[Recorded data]
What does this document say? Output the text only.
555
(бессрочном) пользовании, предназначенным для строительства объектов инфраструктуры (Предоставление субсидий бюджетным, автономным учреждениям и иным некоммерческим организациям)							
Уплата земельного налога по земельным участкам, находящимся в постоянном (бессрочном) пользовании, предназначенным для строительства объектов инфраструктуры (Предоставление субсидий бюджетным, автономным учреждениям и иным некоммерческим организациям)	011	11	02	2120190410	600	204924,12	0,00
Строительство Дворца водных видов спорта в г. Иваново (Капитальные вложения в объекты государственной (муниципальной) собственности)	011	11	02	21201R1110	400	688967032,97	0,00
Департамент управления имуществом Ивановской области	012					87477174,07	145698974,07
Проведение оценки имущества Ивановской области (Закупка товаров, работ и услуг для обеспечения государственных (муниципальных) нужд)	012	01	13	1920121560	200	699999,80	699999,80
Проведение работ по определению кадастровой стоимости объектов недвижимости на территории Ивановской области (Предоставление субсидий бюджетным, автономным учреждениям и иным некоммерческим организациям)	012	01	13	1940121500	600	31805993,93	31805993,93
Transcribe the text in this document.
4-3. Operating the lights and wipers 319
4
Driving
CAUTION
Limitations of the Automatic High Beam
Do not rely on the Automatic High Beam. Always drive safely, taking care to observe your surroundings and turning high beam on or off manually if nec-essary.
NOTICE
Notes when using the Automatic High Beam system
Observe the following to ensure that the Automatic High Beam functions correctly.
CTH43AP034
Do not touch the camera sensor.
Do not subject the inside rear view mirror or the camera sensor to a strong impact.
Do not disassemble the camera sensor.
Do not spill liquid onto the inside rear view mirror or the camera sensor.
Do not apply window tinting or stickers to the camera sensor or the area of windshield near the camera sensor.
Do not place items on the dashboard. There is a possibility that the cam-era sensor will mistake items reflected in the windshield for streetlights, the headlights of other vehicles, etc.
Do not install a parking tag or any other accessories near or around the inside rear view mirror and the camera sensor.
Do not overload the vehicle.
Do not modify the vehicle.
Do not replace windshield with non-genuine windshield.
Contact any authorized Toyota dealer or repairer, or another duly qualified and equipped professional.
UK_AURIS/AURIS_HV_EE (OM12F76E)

■ EXERCISE INSTRUCTIONS ■
Quote verbatim the line containing "Transcribe the text in this document." and every line after it through the end of the records above.

■ TASK RESPONSE ■
Transcribe the text in this document.
4-3. Operating the lights and wipers 319
4
Driving
CAUTION
Limitations of the Automatic High Beam
Do not rely on the Automatic High Beam. Always drive safely, taking care to observe your surroundings and turning high beam on or off manually if nec-essary.
NOTICE
Notes when using the Automatic High Beam system
Observe the following to ensure that the Automatic High Beam functions correctly.
CTH43AP034
Do not touch the camera sensor.
Do not subject the inside rear view mirror or the camera sensor to a strong impact.
Do not disassemble the camera sensor.
Do not spill liquid onto the inside rear view mirror or the camera sensor.
Do not apply window tinting or stickers to the camera sensor or the area of windshield near the camera sensor.
Do not place items on the dashboard. There is a possibility that the cam-era sensor will mistake items reflected in the windshield for streetlights, the headlights of other vehicles, etc.
Do not install a parking tag or any other accessories near or around the inside rear view mirror and the camera sensor.
Do not overload the vehicle.
Do not modify the vehicle.
Do not replace windshield with non-genuine windshield.
Contact any authorized Toyota dealer or repairer, or another duly qualified and equipped professional.
UK_AURIS/AURIS_HV_EE (OM12F76E)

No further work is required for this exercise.